Problem statement ::
Locate the line that contains "Output a JSON object describing the text". Copy it and every following line through the end of the records, exactly, and include nothing else.

Input records ::
<<<<

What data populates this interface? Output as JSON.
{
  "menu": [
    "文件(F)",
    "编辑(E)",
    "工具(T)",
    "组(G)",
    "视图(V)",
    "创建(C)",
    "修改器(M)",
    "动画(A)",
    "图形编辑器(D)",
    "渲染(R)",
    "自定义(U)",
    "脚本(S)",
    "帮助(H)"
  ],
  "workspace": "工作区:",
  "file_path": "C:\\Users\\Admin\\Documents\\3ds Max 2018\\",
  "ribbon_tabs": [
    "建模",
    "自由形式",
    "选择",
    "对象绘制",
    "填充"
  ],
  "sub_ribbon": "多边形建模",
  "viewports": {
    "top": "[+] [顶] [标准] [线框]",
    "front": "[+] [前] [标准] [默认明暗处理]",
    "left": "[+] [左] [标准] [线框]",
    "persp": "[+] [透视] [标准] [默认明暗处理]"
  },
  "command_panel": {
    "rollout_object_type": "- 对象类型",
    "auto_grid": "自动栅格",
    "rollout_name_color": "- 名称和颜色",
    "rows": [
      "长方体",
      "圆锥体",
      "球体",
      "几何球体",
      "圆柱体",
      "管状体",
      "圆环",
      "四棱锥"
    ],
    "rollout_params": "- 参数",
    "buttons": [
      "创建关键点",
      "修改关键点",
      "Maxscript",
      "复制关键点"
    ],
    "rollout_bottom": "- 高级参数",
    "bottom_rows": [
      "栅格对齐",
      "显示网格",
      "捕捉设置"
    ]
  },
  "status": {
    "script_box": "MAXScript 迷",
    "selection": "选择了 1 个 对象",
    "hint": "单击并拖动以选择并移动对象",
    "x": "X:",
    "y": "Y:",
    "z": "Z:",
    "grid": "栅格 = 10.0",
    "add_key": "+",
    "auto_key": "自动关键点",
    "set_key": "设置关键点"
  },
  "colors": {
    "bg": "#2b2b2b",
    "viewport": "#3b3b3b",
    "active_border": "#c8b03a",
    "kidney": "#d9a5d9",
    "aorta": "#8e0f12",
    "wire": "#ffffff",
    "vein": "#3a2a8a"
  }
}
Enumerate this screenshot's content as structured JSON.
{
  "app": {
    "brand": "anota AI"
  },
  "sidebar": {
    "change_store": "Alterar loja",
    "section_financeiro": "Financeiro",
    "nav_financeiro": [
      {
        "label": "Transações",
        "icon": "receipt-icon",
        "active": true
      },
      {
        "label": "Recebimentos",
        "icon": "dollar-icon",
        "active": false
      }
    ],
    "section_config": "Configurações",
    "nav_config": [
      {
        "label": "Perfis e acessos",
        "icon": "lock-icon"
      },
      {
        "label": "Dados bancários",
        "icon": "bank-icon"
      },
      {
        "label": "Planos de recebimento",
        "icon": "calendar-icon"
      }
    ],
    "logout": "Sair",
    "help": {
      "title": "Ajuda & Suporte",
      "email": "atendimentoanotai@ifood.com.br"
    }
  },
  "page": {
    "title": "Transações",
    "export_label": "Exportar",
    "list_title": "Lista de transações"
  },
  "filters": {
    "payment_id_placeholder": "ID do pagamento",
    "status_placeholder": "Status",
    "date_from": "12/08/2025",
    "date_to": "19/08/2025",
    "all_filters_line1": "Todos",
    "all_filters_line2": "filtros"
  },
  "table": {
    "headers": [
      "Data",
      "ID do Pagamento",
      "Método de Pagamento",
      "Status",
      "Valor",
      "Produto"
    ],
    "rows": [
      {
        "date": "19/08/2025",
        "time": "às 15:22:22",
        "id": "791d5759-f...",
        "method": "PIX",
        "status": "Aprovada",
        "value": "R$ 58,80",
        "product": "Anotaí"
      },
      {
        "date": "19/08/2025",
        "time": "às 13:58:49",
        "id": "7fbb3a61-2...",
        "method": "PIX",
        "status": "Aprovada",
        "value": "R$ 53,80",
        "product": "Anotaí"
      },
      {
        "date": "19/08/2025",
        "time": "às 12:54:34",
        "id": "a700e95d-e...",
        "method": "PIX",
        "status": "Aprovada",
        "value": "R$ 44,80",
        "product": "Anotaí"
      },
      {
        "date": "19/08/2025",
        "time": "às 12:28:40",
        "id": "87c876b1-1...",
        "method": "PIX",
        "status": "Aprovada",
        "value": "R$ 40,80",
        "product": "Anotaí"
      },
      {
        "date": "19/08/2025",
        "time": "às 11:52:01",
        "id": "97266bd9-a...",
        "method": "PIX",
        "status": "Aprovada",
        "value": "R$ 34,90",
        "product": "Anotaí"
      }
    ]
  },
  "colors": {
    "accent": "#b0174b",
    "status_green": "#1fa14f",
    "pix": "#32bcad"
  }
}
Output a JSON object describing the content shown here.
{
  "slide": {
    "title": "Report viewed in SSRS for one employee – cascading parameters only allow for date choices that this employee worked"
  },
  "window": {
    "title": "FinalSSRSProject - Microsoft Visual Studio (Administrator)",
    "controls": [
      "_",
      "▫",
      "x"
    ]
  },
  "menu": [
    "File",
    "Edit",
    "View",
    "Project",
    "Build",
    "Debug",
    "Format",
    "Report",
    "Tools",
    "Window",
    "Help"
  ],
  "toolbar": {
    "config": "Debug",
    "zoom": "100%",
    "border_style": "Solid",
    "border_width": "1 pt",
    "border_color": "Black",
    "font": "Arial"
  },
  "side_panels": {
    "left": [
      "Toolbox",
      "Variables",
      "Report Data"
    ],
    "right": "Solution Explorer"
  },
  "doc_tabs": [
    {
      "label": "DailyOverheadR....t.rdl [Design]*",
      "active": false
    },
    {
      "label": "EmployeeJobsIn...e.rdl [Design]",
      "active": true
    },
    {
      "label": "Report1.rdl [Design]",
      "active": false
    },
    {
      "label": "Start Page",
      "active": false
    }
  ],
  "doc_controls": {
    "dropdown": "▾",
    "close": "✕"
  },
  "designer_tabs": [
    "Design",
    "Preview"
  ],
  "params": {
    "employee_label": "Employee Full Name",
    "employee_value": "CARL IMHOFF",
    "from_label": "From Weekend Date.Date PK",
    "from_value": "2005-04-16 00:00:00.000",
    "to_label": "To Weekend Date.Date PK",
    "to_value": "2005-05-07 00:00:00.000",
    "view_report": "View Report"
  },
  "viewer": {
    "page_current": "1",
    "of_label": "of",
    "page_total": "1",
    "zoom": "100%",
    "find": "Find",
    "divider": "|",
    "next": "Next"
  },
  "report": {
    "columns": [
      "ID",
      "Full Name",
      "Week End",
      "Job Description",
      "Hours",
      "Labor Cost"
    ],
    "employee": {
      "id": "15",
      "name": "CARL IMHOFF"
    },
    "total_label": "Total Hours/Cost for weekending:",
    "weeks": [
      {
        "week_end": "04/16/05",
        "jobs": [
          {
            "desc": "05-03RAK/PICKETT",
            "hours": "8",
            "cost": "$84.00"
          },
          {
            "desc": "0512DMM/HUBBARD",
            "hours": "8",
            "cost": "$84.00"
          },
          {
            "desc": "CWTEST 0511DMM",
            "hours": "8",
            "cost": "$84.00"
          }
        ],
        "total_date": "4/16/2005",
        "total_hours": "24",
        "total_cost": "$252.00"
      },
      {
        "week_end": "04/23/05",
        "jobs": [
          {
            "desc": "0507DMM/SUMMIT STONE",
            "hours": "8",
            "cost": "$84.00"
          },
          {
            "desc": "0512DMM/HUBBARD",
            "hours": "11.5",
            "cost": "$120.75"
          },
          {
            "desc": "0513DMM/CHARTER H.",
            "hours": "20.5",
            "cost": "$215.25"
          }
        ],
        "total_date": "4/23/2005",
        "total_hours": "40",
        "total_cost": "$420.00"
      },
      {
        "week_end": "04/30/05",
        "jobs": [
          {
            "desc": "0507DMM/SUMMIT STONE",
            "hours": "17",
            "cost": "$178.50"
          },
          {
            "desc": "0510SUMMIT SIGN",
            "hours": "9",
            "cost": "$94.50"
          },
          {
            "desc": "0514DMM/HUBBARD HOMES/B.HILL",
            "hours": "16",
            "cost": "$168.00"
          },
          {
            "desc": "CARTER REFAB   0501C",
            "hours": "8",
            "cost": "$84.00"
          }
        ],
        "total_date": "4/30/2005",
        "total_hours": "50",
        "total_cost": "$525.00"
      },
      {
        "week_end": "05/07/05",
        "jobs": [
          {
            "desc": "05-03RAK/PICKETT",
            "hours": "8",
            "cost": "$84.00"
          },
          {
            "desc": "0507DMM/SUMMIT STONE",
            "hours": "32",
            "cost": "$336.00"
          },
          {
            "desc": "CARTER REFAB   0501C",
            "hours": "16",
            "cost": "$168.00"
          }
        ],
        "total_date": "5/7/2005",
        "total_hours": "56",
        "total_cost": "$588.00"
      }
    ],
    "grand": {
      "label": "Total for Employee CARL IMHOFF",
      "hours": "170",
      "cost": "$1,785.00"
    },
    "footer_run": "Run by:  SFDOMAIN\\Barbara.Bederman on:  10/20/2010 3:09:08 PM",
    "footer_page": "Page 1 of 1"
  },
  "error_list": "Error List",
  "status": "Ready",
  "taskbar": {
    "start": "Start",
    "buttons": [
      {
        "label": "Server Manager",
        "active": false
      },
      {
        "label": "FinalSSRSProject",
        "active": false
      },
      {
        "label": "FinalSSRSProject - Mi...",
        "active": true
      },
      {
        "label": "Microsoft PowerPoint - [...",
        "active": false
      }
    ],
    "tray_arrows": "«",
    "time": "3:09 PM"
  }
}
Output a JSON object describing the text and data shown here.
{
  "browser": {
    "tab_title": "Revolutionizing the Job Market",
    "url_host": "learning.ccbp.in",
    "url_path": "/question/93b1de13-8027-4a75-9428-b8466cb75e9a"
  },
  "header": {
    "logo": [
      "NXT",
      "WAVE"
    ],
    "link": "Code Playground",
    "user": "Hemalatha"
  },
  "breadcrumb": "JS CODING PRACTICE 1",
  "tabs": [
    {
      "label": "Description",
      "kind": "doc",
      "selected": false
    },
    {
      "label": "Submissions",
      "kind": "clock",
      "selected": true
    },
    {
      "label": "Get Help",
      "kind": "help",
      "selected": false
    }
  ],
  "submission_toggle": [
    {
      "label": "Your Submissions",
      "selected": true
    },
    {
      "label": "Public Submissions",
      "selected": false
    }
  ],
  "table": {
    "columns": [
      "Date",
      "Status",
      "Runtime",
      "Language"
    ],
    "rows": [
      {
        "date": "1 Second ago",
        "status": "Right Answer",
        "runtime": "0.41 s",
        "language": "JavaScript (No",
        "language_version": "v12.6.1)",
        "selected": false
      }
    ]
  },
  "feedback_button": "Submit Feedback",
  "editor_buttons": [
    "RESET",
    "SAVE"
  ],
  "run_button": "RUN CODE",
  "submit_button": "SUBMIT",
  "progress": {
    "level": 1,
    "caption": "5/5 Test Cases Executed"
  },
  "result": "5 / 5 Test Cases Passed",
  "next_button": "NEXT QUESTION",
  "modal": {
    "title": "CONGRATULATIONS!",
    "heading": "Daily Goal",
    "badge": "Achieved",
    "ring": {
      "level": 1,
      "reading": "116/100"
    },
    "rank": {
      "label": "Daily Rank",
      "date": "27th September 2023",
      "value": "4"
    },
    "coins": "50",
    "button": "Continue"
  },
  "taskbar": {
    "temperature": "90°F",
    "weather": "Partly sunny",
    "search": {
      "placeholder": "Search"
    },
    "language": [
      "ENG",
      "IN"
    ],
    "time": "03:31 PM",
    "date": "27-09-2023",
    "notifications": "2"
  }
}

>>>>

Solution ::
Output a JSON object describing the text and data shown here.
{
  "browser": {
    "tab_title": "Revolutionizing the Job Market",
    "url_host": "learning.ccbp.in",
    "url_path": "/question/93b1de13-8027-4a75-9428-b8466cb75e9a"
  },
  "header": {
    "logo": [
      "NXT",
      "WAVE"
    ],
    "link": "Code Playground",
    "user": "Hemalatha"
  },
  "breadcrumb": "JS CODING PRACTICE 1",
  "tabs": [
    {
      "label": "Description",
      "kind": "doc",
      "selected": false
    },
    {
      "label": "Submissions",
      "kind": "clock",
      "selected": true
    },
    {
      "label": "Get Help",
      "kind": "help",
      "selected": false
    }
  ],
  "submission_toggle": [
    {
      "label": "Your Submissions",
      "selected": true
    },
    {
      "label": "Public Submissions",
      "selected": false
    }
  ],
  "table": {
    "columns": [
      "Date",
      "Status",
      "Runtime",
      "Language"
    ],
    "rows": [
      {
        "date": "1 Second ago",
        "status": "Right Answer",
        "runtime": "0.41 s",
        "language": "JavaScript (No",
        "language_version": "v12.6.1)",
        "selected": false
      }
    ]
  },
  "feedback_button": "Submit Feedback",
  "editor_buttons": [
    "RESET",
    "SAVE"
  ],
  "run_button": "RUN CODE",
  "submit_button": "SUBMIT",
  "progress": {
    "level": 1,
    "caption": "5/5 Test Cases Executed"
  },
  "result": "5 / 5 Test Cases Passed",
  "next_button": "NEXT QUESTION",
  "modal": {
    "title": "CONGRATULATIONS!",
    "heading": "Daily Goal",
    "badge": "Achieved",
    "ring": {
      "level": 1,
      "reading": "116/100"
    },
    "rank": {
      "label": "Daily Rank",
      "date": "27th September 2023",
      "value": "4"
    },
    "coins": "50",
    "button": "Continue"
  },
  "taskbar": {
    "temperature": "90°F",
    "weather": "Partly sunny",
    "search": {
      "placeholder": "Search"
    },
    "language": [
      "ENG",
      "IN"
    ],
    "time": "03:31 PM",
    "date": "27-09-2023",
    "notifications": "2"
  }
}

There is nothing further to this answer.